## [Goal of the exercise]
Read through the data and report every line in which the word "amelyek" occurs.

─── Extracted material ───

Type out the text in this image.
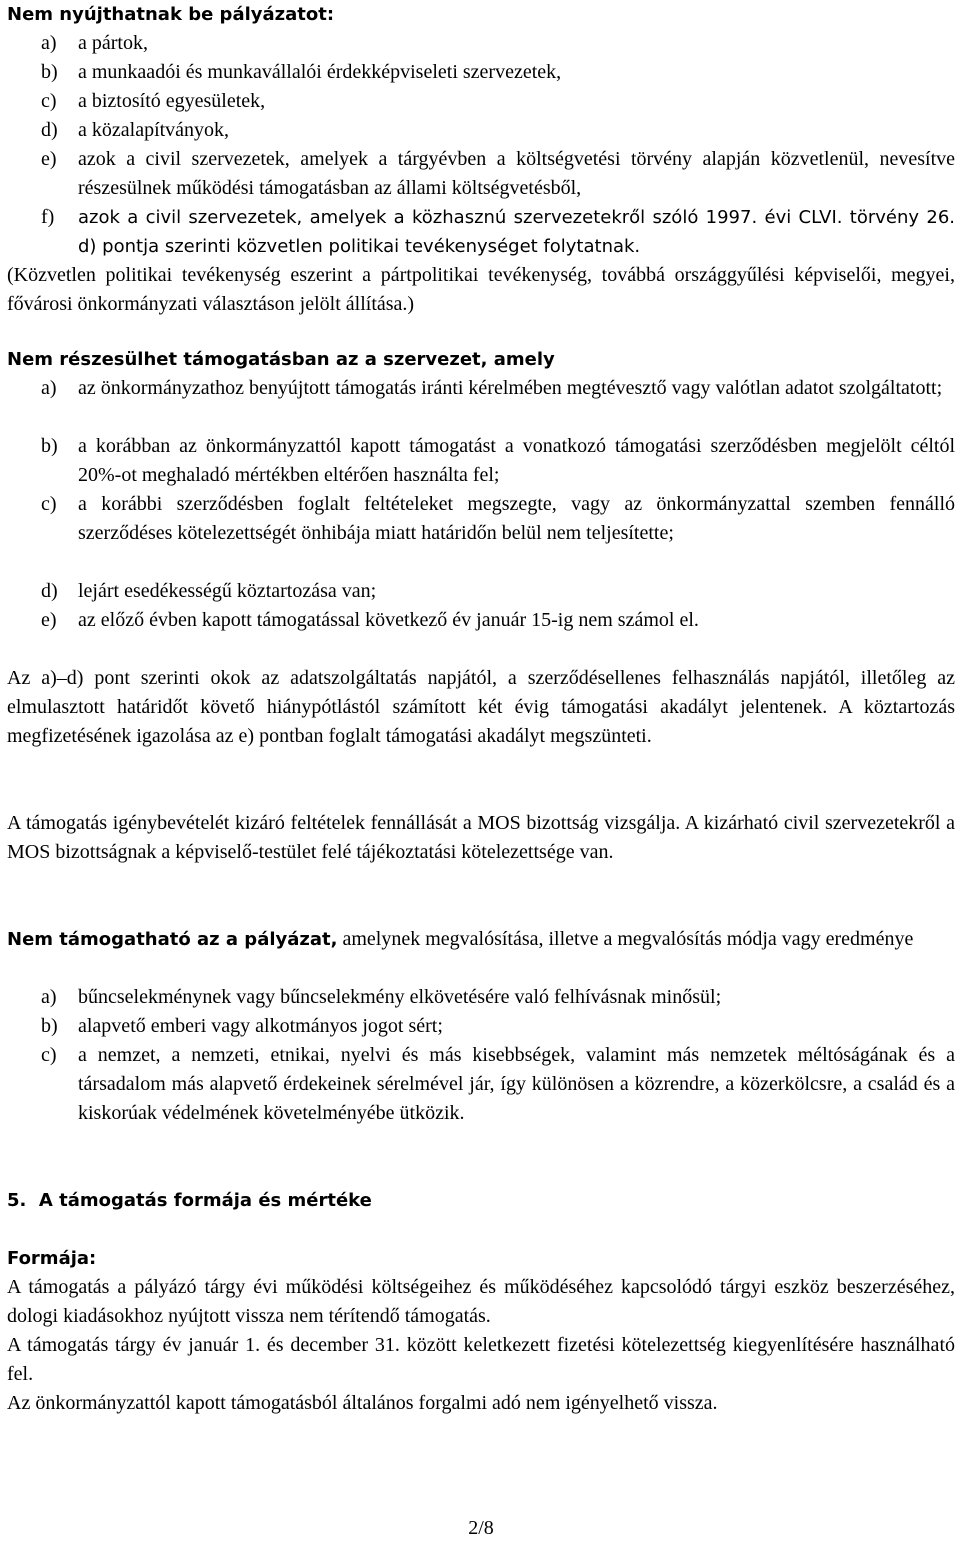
Nem nyújthatnak be pályázatot:
a) a pártok,
b) a munkaadói és munkavállalói érdekképviseleti szervezetek,
c) a biztosító egyesületek,
d) a közalapítványok,
e) azok a civil szervezetek, amelyek a tárgyévben a költségvetési törvény alapján közvetlenül, nevesítve részesülnek működési támogatásban az állami költségvetésből,
f) azok a civil szervezetek, amelyek a közhasznú szervezetekről szóló 1997. évi CLVI. törvény 26. d) pontja szerinti közvetlen politikai tevékenységet folytatnak.
(Közvetlen politikai tevékenység eszerint a pártpolitikai tevékenység, továbbá országgyűlési képviselői, megyei, fővárosi önkormányzati választáson jelölt állítása.)
Nem részesülhet támogatásban az a szervezet, amely
a) az önkormányzathoz benyújtott támogatás iránti kérelmében megtévesztő vagy valótlan adatot szolgáltatott;
b) a korábban az önkormányzattól kapott támogatást a vonatkozó támogatási szerződésben megjelölt céltól 20%-ot meghaladó mértékben eltérően használta fel;
c) a korábbi szerződésben foglalt feltételeket megszegte, vagy az önkormányzattal szemben fennálló szerződéses kötelezettségét önhibája miatt határidőn belül nem teljesítette;
d) lejárt esedékességű köztartozása van;
e) az előző évben kapott támogatással következő év január 15-ig nem számol el.
Az a)–d) pont szerinti okok az adatszolgáltatás napjától, a szerződésellenes felhasználás napjától, illetőleg az elmulasztott határidőt követő hiánypótlástól számított két évig támogatási akadályt jelentenek. A köztartozás megfizetésének igazolása az e) pontban foglalt támogatási akadályt megszünteti.
A támogatás igénybevételét kizáró feltételek fennállását a MOS bizottság vizsgálja. A kizárható civil szervezetekről a MOS bizottságnak a képviselő-testület felé tájékoztatási kötelezettsége van.
Nem támogatható az a pályázat, amelynek megvalósítása, illetve a megvalósítás módja vagy eredménye
a) bűncselekménynek vagy bűncselekmény elkövetésére való felhívásnak minősül;
b) alapvető emberi vagy alkotmányos jogot sért;
c) a nemzet, a nemzeti, etnikai, nyelvi és más kisebbségek, valamint más nemzetek méltóságának és a társadalom más alapvető érdekeinek sérelmével jár, így különösen a közrendre, a közerkölcsre, a család és a kiskorúak védelmének követelményébe ütközik.
5. A támogatás formája és mértéke
Formája:
A támogatás a pályázó tárgy évi működési költségeihez és működéséhez kapcsolódó tárgyi eszköz beszerzéséhez, dologi kiadásokhoz nyújtott vissza nem térítendő támogatás.
A támogatás tárgy év január 1. és december 31. között keletkezett fizetési kötelezettség kiegyenlítésére használható fel.
Az önkormányzattól kapott támogatásból általános forgalmi adó nem igényelhető vissza.
2/8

───

## [Result of the task]
e) azok a civil szervezetek, amelyek a tárgyévben a költségvetési törvény alapján közvetlenül, nevesítve részesülnek működési támogatásban az állami költségvetésből,
f) azok a civil szervezetek, amelyek a közhasznú szervezetekről szóló 1997. évi CLVI. törvény 26. d) pontja szerinti közvetlen politikai tevékenységet folytatnak.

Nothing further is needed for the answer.